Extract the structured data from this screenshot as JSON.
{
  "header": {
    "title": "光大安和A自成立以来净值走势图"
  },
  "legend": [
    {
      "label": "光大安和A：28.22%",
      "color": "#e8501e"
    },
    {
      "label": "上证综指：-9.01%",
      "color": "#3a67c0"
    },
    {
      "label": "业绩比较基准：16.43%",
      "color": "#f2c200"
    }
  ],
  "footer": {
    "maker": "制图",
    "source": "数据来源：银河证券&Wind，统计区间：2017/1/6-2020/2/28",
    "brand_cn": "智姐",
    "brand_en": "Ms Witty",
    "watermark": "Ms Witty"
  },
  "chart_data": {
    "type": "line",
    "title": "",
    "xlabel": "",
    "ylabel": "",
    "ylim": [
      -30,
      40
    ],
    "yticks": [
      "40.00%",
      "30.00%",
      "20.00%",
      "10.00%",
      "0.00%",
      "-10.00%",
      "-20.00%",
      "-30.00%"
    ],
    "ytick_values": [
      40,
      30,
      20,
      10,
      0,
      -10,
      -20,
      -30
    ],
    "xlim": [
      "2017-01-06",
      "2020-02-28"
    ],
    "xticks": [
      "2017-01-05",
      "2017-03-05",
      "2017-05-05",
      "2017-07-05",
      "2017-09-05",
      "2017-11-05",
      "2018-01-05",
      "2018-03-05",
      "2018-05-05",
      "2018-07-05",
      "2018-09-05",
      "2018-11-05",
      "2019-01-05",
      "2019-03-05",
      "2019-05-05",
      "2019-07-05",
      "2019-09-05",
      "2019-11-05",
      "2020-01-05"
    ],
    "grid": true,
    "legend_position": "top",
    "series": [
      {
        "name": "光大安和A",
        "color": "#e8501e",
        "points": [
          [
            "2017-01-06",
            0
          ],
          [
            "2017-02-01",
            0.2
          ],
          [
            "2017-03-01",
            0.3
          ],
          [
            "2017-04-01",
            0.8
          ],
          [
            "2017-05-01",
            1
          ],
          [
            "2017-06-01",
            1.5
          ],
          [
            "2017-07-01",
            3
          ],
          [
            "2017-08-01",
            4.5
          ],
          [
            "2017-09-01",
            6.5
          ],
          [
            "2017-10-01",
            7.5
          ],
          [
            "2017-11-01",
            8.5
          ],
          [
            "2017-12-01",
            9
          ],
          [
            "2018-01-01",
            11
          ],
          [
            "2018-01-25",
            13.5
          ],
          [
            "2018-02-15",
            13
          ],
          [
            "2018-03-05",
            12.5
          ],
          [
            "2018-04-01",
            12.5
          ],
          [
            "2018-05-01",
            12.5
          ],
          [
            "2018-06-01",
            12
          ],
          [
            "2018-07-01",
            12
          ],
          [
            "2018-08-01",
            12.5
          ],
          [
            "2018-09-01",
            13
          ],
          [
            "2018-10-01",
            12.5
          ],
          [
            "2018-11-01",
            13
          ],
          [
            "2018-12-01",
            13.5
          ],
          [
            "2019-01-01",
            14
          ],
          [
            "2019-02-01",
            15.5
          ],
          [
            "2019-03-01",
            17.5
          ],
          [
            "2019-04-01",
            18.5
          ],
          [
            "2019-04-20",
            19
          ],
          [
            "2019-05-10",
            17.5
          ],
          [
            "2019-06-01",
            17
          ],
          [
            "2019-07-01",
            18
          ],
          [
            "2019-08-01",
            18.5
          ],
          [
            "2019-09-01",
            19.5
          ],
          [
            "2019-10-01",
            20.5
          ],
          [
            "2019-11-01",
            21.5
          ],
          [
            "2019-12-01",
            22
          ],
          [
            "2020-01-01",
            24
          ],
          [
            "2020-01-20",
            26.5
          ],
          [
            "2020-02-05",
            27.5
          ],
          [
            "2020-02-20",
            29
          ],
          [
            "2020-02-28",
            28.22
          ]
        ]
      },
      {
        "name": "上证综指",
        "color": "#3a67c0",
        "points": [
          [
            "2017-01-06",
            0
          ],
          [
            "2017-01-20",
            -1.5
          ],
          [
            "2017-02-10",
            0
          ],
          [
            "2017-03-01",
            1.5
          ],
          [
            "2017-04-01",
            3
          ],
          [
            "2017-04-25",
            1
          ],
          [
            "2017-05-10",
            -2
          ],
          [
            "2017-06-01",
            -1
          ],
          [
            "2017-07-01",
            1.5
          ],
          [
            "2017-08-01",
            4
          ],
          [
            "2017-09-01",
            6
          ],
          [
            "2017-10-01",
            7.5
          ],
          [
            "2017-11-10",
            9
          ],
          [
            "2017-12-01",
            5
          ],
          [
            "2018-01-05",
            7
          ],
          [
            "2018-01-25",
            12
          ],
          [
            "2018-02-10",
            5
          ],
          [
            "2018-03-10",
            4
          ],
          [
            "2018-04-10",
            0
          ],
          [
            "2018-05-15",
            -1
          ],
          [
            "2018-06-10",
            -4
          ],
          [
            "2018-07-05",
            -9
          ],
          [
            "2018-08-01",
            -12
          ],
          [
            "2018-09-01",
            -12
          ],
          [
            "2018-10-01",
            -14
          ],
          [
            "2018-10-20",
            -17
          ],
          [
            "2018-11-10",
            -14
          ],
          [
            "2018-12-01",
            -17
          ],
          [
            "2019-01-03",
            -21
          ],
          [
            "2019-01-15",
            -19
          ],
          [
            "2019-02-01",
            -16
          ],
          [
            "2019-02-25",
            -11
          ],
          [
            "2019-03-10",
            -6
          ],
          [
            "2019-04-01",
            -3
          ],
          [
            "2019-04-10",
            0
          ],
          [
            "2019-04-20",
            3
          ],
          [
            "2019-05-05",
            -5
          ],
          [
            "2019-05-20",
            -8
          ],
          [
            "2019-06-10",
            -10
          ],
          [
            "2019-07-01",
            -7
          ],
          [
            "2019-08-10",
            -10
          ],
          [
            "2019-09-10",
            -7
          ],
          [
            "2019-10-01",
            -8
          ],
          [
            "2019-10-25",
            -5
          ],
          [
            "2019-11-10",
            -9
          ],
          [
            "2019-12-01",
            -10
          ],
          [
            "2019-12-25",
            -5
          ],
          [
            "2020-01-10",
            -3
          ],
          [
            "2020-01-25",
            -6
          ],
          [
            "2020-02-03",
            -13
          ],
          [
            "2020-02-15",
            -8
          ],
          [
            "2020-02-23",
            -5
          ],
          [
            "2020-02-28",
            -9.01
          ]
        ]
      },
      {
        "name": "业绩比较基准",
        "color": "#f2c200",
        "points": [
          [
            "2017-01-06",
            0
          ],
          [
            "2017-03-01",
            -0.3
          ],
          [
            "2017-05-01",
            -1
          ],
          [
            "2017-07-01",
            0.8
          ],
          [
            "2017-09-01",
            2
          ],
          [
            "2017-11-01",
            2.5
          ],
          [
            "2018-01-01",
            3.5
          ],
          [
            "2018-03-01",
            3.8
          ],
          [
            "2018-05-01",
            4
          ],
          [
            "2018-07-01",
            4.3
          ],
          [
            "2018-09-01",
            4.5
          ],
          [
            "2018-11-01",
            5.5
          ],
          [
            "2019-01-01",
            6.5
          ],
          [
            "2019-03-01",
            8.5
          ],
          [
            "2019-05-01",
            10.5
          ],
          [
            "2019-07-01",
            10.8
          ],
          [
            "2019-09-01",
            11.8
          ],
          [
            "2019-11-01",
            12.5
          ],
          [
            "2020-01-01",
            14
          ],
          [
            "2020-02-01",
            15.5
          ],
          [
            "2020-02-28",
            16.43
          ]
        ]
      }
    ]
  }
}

──────

Written instruction: Copy every line exactly. Leave nothing out.

Response:
Extract the structured data from this screenshot as JSON.
{
  "header": {
    "title": "光大安和A自成立以来净值走势图"
  },
  "legend": [
    {
      "label": "光大安和A：28.22%",
      "color": "#e8501e"
    },
    {
      "label": "上证综指：-9.01%",
      "color": "#3a67c0"
    },
    {
      "label": "业绩比较基准：16.43%",
      "color": "#f2c200"
    }
  ],
  "footer": {
    "maker": "制图",
    "source": "数据来源：银河证券&Wind，统计区间：2017/1/6-2020/2/28",
    "brand_cn": "智姐",
    "brand_en": "Ms Witty",
    "watermark": "Ms Witty"
  },
  "chart_data": {
    "type": "line",
    "title": "",
    "xlabel": "",
    "ylabel": "",
    "ylim": [
      -30,
      40
    ],
    "yticks": [
      "40.00%",
      "30.00%",
      "20.00%",
      "10.00%",
      "0.00%",
      "-10.00%",
      "-20.00%",
      "-30.00%"
    ],
    "ytick_values": [
      40,
      30,
      20,
      10,
      0,
      -10,
      -20,
      -30
    ],
    "xlim": [
      "2017-01-06",
      "2020-02-28"
    ],
    "xticks": [
      "2017-01-05",
      "2017-03-05",
      "2017-05-05",
      "2017-07-05",
      "2017-09-05",
      "2017-11-05",
      "2018-01-05",
      "2018-03-05",
      "2018-05-05",
      "2018-07-05",
      "2018-09-05",
      "2018-11-05",
      "2019-01-05",
      "2019-03-05",
      "2019-05-05",
      "2019-07-05",
      "2019-09-05",
      "2019-11-05",
      "2020-01-05"
    ],
    "grid": true,
    "legend_position": "top",
    "series": [
      {
        "name": "光大安和A",
        "color": "#e8501e",
        "points": [
          [
            "2017-01-06",
            0
          ],
          [
            "2017-02-01",
            0.2
          ],
          [
            "2017-03-01",
            0.3
          ],
          [
            "2017-04-01",
            0.8
          ],
          [
            "2017-05-01",
            1
          ],
          [
            "2017-06-01",
            1.5
          ],
          [
            "2017-07-01",
            3
          ],
          [
            "2017-08-01",
            4.5
          ],
          [
            "2017-09-01",
            6.5
          ],
          [
            "2017-10-01",
            7.5
          ],
          [
            "2017-11-01",
            8.5
          ],
          [
            "2017-12-01",
            9
          ],
          [
            "2018-01-01",
            11
          ],
          [
            "2018-01-25",
            13.5
          ],
          [
            "2018-02-15",
            13
          ],
          [
            "2018-03-05",
            12.5
          ],
          [
            "2018-04-01",
            12.5
          ],
          [
            "2018-05-01",
            12.5
          ],
          [
            "2018-06-01",
            12
          ],
          [
            "2018-07-01",
            12
          ],
          [
            "2018-08-01",
            12.5
          ],
          [
            "2018-09-01",
            13
          ],
          [
            "2018-10-01",
            12.5
          ],
          [
            "2018-11-01",
            13
          ],
          [
            "2018-12-01",
            13.5
          ],
          [
            "2019-01-01",
            14
          ],
          [
            "2019-02-01",
            15.5
          ],
          [
            "2019-03-01",
            17.5
          ],
          [
            "2019-04-01",
            18.5
          ],
          [
            "2019-04-20",
            19
          ],
          [
            "2019-05-10",
            17.5
          ],
          [
            "2019-06-01",
            17
          ],
          [
            "2019-07-01",
            18
          ],
          [
            "2019-08-01",
            18.5
          ],
          [
            "2019-09-01",
            19.5
          ],
          [
            "2019-10-01",
            20.5
          ],
          [
            "2019-11-01",
            21.5
          ],
          [
            "2019-12-01",
            22
          ],
          [
            "2020-01-01",
            24
          ],
          [
            "2020-01-20",
            26.5
          ],
          [
            "2020-02-05",
            27.5
          ],
          [
            "2020-02-20",
            29
          ],
          [
            "2020-02-28",
            28.22
          ]
        ]
      },
      {
        "name": "上证综指",
        "color": "#3a67c0",
        "points": [
          [
            "2017-01-06",
            0
          ],
          [
            "2017-01-20",
            -1.5
          ],
          [
            "2017-02-10",
            0
          ],
          [
            "2017-03-01",
            1.5
          ],
          [
            "2017-04-01",
            3
          ],
          [
            "2017-04-25",
            1
          ],
          [
            "2017-05-10",
            -2
          ],
          [
            "2017-06-01",
            -1
          ],
          [
            "2017-07-01",
            1.5
          ],
          [
            "2017-08-01",
            4
          ],
          [
            "2017-09-01",
            6
          ],
          [
            "2017-10-01",
            7.5
          ],
          [
            "2017-11-10",
            9
          ],
          [
            "2017-12-01",
            5
          ],
          [
            "2018-01-05",
            7
          ],
          [
            "2018-01-25",
            12
          ],
          [
            "2018-02-10",
            5
          ],
          [
            "2018-03-10",
            4
          ],
          [
            "2018-04-10",
            0
          ],
          [
            "2018-05-15",
            -1
          ],
          [
            "2018-06-10",
            -4
          ],
          [
            "2018-07-05",
            -9
          ],
          [
            "2018-08-01",
            -12
          ],
          [
            "2018-09-01",
            -12
          ],
          [
            "2018-10-01",
            -14
          ],
          [
            "2018-10-20",
            -17
          ],
          [
            "2018-11-10",
            -14
          ],
          [
            "2018-12-01",
            -17
          ],
          [
            "2019-01-03",
            -21
          ],
          [
            "2019-01-15",
            -19
          ],
          [
            "2019-02-01",
            -16
          ],
          [
            "2019-02-25",
            -11
          ],
          [
            "2019-03-10",
            -6
          ],
          [
            "2019-04-01",
            -3
          ],
          [
            "2019-04-10",
            0
          ],
          [
            "2019-04-20",
            3
          ],
          [
            "2019-05-05",
            -5
          ],
          [
            "2019-05-20",
            -8
          ],
          [
            "2019-06-10",
            -10
          ],
          [
            "2019-07-01",
            -7
          ],
          [
            "2019-08-10",
            -10
          ],
          [
            "2019-09-10",
            -7
          ],
          [
            "2019-10-01",
            -8
          ],
          [
            "2019-10-25",
            -5
          ],
          [
            "2019-11-10",
            -9
          ],
          [
            "2019-12-01",
            -10
          ],
          [
            "2019-12-25",
            -5
          ],
          [
            "2020-01-10",
            -3
          ],
          [
            "2020-01-25",
            -6
          ],
          [
            "2020-02-03",
            -13
          ],
          [
            "2020-02-15",
            -8
          ],
          [
            "2020-02-23",
            -5
          ],
          [
            "2020-02-28",
            -9.01
          ]
        ]
      },
      {
        "name": "业绩比较基准",
        "color": "#f2c200",
        "points": [
          [
            "2017-01-06",
            0
          ],
          [
            "2017-03-01",
            -0.3
          ],
          [
            "2017-05-01",
            -1
          ],
          [
            "2017-07-01",
            0.8
          ],
          [
            "2017-09-01",
            2
          ],
          [
            "2017-11-01",
            2.5
          ],
          [
            "2018-01-01",
            3.5
          ],
          [
            "2018-03-01",
            3.8
          ],
          [
            "2018-05-01",
            4
          ],
          [
            "2018-07-01",
            4.3
          ],
          [
            "2018-09-01",
            4.5
          ],
          [
            "2018-11-01",
            5.5
          ],
          [
            "2019-01-01",
            6.5
          ],
          [
            "2019-03-01",
            8.5
          ],
          [
            "2019-05-01",
            10.5
          ],
          [
            "2019-07-01",
            10.8
          ],
          [
            "2019-09-01",
            11.8
          ],
          [
            "2019-11-01",
            12.5
          ],
          [
            "2020-01-01",
            14
          ],
          [
            "2020-02-01",
            15.5
          ],
          [
            "2020-02-28",
            16.43
          ]
        ]
      }
    ]
  }
}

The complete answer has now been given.